AIM OF THE EXERCISE: Among the entries below, find the lines with "content" and copy them.
..............................
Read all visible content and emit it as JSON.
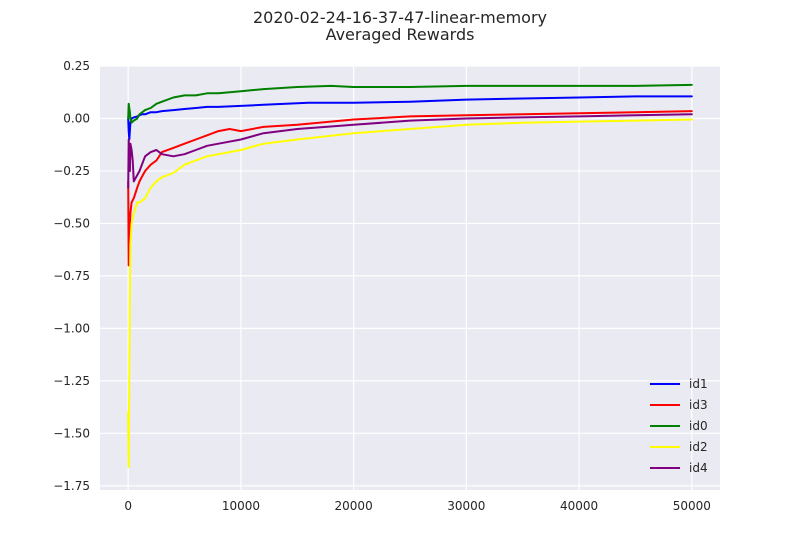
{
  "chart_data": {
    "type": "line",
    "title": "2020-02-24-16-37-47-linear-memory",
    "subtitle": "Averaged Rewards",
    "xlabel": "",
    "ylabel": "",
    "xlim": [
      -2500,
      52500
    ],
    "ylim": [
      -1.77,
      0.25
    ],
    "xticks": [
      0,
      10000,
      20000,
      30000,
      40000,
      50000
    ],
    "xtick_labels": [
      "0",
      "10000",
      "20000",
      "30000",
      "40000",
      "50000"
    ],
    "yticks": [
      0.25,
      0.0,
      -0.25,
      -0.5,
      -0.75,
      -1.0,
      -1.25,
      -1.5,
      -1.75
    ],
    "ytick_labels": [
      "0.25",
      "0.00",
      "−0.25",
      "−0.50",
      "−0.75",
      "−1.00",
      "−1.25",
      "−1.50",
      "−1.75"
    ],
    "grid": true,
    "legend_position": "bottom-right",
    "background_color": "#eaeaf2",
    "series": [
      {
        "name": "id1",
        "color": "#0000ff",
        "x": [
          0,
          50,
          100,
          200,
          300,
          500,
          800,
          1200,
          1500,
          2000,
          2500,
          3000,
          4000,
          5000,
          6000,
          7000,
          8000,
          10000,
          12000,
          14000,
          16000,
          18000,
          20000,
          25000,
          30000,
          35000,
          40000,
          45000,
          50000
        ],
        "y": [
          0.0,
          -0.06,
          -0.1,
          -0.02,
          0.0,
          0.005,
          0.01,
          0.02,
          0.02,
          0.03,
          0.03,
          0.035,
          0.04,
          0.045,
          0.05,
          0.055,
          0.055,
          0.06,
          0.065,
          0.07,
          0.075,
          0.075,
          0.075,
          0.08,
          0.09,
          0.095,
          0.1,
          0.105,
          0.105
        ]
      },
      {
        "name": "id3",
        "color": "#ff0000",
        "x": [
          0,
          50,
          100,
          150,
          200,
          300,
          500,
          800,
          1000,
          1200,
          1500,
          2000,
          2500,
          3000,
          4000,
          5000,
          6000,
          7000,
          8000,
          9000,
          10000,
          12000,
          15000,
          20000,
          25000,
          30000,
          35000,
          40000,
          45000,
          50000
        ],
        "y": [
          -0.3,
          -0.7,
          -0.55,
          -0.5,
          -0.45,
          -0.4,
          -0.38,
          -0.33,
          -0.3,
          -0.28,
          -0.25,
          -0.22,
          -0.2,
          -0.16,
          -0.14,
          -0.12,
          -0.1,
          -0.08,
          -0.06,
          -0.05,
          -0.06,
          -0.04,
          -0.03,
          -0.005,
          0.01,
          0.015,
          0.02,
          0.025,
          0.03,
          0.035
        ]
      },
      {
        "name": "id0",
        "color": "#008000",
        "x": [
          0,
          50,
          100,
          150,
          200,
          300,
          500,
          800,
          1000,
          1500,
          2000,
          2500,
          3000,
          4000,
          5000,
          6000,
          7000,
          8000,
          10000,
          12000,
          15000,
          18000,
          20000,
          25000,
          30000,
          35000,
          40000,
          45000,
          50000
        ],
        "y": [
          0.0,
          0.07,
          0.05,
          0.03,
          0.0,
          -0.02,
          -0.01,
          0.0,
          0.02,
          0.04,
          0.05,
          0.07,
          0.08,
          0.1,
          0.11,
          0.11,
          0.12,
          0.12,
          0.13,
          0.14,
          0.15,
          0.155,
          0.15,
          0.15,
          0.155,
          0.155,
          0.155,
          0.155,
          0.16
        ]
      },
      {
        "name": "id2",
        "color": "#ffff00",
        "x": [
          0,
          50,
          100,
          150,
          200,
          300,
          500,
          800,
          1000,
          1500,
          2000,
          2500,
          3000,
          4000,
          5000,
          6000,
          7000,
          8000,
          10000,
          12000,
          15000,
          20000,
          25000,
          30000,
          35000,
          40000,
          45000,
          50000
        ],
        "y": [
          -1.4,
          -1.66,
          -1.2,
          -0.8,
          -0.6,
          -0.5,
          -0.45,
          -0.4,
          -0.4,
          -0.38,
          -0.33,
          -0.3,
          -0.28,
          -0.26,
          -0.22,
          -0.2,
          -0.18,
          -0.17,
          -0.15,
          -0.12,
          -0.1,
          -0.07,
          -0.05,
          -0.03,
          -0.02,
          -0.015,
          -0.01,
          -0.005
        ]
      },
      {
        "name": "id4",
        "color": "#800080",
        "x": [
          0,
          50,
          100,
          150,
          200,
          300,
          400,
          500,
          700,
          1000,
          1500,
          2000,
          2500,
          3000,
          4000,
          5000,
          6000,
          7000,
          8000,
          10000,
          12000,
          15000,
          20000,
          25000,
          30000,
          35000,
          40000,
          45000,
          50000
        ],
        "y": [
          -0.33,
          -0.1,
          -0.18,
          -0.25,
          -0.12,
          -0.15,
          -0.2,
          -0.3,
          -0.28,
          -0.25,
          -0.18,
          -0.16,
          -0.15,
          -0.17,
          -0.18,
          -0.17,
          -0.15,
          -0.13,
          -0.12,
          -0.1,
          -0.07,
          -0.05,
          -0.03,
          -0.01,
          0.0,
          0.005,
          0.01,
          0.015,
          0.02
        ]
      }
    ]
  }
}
..............................
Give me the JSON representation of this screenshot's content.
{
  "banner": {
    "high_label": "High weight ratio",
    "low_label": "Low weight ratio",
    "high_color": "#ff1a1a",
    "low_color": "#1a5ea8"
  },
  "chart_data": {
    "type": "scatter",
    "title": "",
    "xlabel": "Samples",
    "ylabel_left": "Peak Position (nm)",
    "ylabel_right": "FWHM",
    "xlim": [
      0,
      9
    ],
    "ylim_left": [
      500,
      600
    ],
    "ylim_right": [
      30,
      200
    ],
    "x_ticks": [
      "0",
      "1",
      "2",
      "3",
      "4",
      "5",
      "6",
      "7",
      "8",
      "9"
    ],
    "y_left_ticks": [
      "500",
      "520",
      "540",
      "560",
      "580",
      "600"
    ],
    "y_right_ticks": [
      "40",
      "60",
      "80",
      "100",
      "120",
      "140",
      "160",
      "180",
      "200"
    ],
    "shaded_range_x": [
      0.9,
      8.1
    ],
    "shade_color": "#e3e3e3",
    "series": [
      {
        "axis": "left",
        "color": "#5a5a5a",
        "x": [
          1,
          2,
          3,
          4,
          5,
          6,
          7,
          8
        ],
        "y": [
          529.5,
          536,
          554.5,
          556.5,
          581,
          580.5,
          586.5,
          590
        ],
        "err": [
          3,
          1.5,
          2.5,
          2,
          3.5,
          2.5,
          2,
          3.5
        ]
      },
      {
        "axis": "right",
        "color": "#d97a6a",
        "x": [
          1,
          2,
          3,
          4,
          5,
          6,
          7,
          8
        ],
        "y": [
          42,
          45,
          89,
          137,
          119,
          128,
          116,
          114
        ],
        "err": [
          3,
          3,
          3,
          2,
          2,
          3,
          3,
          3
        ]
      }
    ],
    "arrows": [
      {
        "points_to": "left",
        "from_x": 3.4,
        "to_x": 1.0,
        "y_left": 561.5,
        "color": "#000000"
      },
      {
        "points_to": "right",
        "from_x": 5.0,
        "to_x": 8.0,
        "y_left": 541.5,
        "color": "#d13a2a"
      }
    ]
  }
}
..............................
ANSWER TO THE PROBLEM:
Read all visible content and emit it as JSON.
Give me the JSON representation of this screenshot's content.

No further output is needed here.